__EXERCISE GOAL__. Extract the text of every entry below exactly; leave images out.

Records
....
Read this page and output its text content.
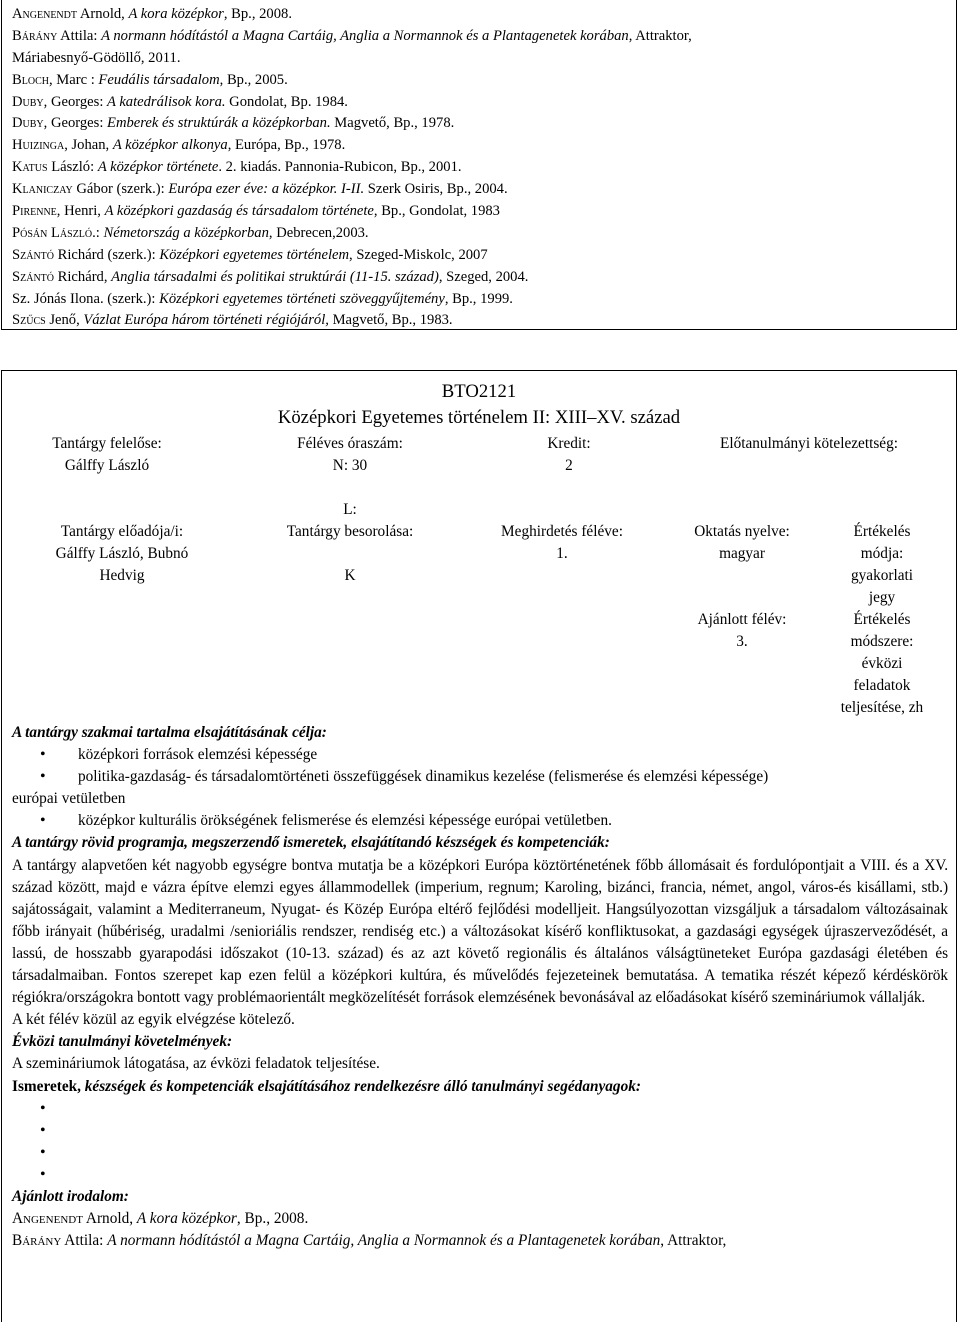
Angenendt Arnold, A kora középkor, Bp., 2008.
Bárány Attila: A normann hódítástól a Magna Cartáig, Anglia a Normannok és a Plantagenetek korában, Attraktor,
Máriabesnyő-Gödöllő, 2011.
Bloch, Marc : Feudális társadalom, Bp., 2005.
Duby, Georges: A katedrálisok kora. Gondolat, Bp. 1984.
Duby, Georges: Emberek és struktúrák a középkorban. Magvető, Bp., 1978.
Huizinga, Johan, A középkor alkonya, Európa, Bp., 1978.
Katus László: A középkor története. 2. kiadás. Pannonia-Rubicon, Bp., 2001.
Klaniczay Gábor (szerk.): Európa ezer éve: a középkor. I-II. Szerk Osiris, Bp., 2004.
Pirenne, Henri, A középkori gazdaság és társadalom története, Bp., Gondolat, 1983
Pósán László.: Németország a középkorban, Debrecen,2003.
Szántó Richárd (szerk.): Középkori egyetemes történelem, Szeged-Miskolc, 2007
Szántó Richárd, Anglia társadalmi és politikai struktúrái (11-15. század), Szeged, 2004.
Sz. Jónás Ilona. (szerk.): Középkori egyetemes történeti szöveggyűjtemény, Bp., 1999.
Szűcs Jenő, Vázlat Európa három történeti régiójáról, Magvető, Bp., 1983.
BTO2121
Középkori Egyetemes történelem II: XIII–XV. század
Tantárgy felelőse:
Gálffy László
Féléves óraszám:
N: 30
Kredit:
2
Előtanulmányi kötelezettség:
L:
Tantárgy előadója/i:
Gálffy László, Bubnó
Hedvig
Tantárgy besorolása:
K
Meghirdetés féléve:
1.
Oktatás nyelve:
magyar
Ajánlott félév:
3.
Értékelés
módja:
gyakorlati
jegy
Értékelés
módszere:
évközi
feladatok
teljesítése, zh
A tantárgy szakmai tartalma elsajátításának célja:
• középkori források elemzési képessége
• politika-gazdaság- és társadalomtörténeti összefüggések dinamikus kezelése (felismerése és elemzési képessége)
európai vetületben
• középkor kulturális örökségének felismerése és elemzési képessége európai vetületben.
A tantárgy rövid programja, megszerzendő ismeretek, elsajátítandó készségek és kompetenciák:
A tantárgy alapvetően két nagyobb egységre bontva mutatja be a középkori Európa köztörténetének főbb állomásait és fordulópontjait a VIII. és a XV. század között, majd e vázra építve elemzi egyes állammodellek (imperium, regnum; Karoling, bizánci, francia, német, angol, város-és kisállami, stb.) sajátosságait, valamint a Mediterraneum, Nyugat- és Közép Európa eltérő fejlődési modelljeit. Hangsúlyozottan vizsgáljuk a társadalom változásainak főbb irányait (hűbériség, uradalmi /senioriális rendszer, rendiség etc.) a változásokat kísérő konfliktusokat, a gazdasági egységek újraszerveződését, a lassú, de hosszabb gyarapodási időszakot (10-13. század) és az azt követő regionális és általános válságtüneteket Európa gazdasági életében és társadalmaiban. Fontos szerepet kap ezen felül a középkori kultúra, és művelődés fejezeteinek bemutatása. A tematika részét képező kérdéskörök régiókra/országokra bontott vagy problémaorientált megközelítését források elemzésének bevonásával az előadásokat kísérő szemináriumok vállalják.
A két félév közül az egyik elvégzése kötelező.
Évközi tanulmányi követelmények:
A szemináriumok látogatása, az évközi feladatok teljesítése.
Ismeretek, készségek és kompetenciák elsajátításához rendelkezésre álló tanulmányi segédanyagok:
•
•
•
•
Ajánlott irodalom:
Angenendt Arnold, A kora középkor, Bp., 2008.
Bárány Attila: A normann hódítástól a Magna Cartáig, Anglia a Normannok és a Plantagenetek korában, Attraktor,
....
__EXERCISE OUTPUT__.
Read this page and output its text content.
Angenendt Arnold, A kora középkor, Bp., 2008.
Bárány Attila: A normann hódítástól a Magna Cartáig, Anglia a Normannok és a Plantagenetek korában, Attraktor,
Máriabesnyő-Gödöllő, 2011.
Bloch, Marc : Feudális társadalom, Bp., 2005.
Duby, Georges: A katedrálisok kora. Gondolat, Bp. 1984.
Duby, Georges: Emberek és struktúrák a középkorban. Magvető, Bp., 1978.
Huizinga, Johan, A középkor alkonya, Európa, Bp., 1978.
Katus László: A középkor története. 2. kiadás. Pannonia-Rubicon, Bp., 2001.
Klaniczay Gábor (szerk.): Európa ezer éve: a középkor. I-II. Szerk Osiris, Bp., 2004.
Pirenne, Henri, A középkori gazdaság és társadalom története, Bp., Gondolat, 1983
Pósán László.: Németország a középkorban, Debrecen,2003.
Szántó Richárd (szerk.): Középkori egyetemes történelem, Szeged-Miskolc, 2007
Szántó Richárd, Anglia társadalmi és politikai struktúrái (11-15. század), Szeged, 2004.
Sz. Jónás Ilona. (szerk.): Középkori egyetemes történeti szöveggyűjtemény, Bp., 1999.
Szűcs Jenő, Vázlat Európa három történeti régiójáról, Magvető, Bp., 1983.
BTO2121
Középkori Egyetemes történelem II: XIII–XV. század
Tantárgy felelőse:
Gálffy László
Féléves óraszám:
N: 30
Kredit:
2
Előtanulmányi kötelezettség:
L:
Tantárgy előadója/i:
Gálffy László, Bubnó
Hedvig
Tantárgy besorolása:
K
Meghirdetés féléve:
1.
Oktatás nyelve:
magyar
Ajánlott félév:
3.
Értékelés
módja:
gyakorlati
jegy
Értékelés
módszere:
évközi
feladatok
teljesítése, zh
A tantárgy szakmai tartalma elsajátításának célja:
• középkori források elemzési képessége
• politika-gazdaság- és társadalomtörténeti összefüggések dinamikus kezelése (felismerése és elemzési képessége)
európai vetületben
• középkor kulturális örökségének felismerése és elemzési képessége európai vetületben.
A tantárgy rövid programja, megszerzendő ismeretek, elsajátítandó készségek és kompetenciák:
A tantárgy alapvetően két nagyobb egységre bontva mutatja be a középkori Európa köztörténetének főbb állomásait és fordulópontjait a VIII. és a XV. század között, majd e vázra építve elemzi egyes állammodellek (imperium, regnum; Karoling, bizánci, francia, német, angol, város-és kisállami, stb.) sajátosságait, valamint a Mediterraneum, Nyugat- és Közép Európa eltérő fejlődési modelljeit. Hangsúlyozottan vizsgáljuk a társadalom változásainak főbb irányait (hűbériség, uradalmi /senioriális rendszer, rendiség etc.) a változásokat kísérő konfliktusokat, a gazdasági egységek újraszerveződését, a lassú, de hosszabb gyarapodási időszakot (10-13. század) és az azt követő regionális és általános válságtüneteket Európa gazdasági életében és társadalmaiban. Fontos szerepet kap ezen felül a középkori kultúra, és művelődés fejezeteinek bemutatása. A tematika részét képező kérdéskörök régiókra/országokra bontott vagy problémaorientált megközelítését források elemzésének bevonásával az előadásokat kísérő szemináriumok vállalják.
A két félév közül az egyik elvégzése kötelező.
Évközi tanulmányi követelmények:
A szemináriumok látogatása, az évközi feladatok teljesítése.
Ismeretek, készségek és kompetenciák elsajátításához rendelkezésre álló tanulmányi segédanyagok:
•
•
•
•
Ajánlott irodalom:
Angenendt Arnold, A kora középkor, Bp., 2008.
Bárány Attila: A normann hódítástól a Magna Cartáig, Anglia a Normannok és a Plantagenetek korában, Attraktor,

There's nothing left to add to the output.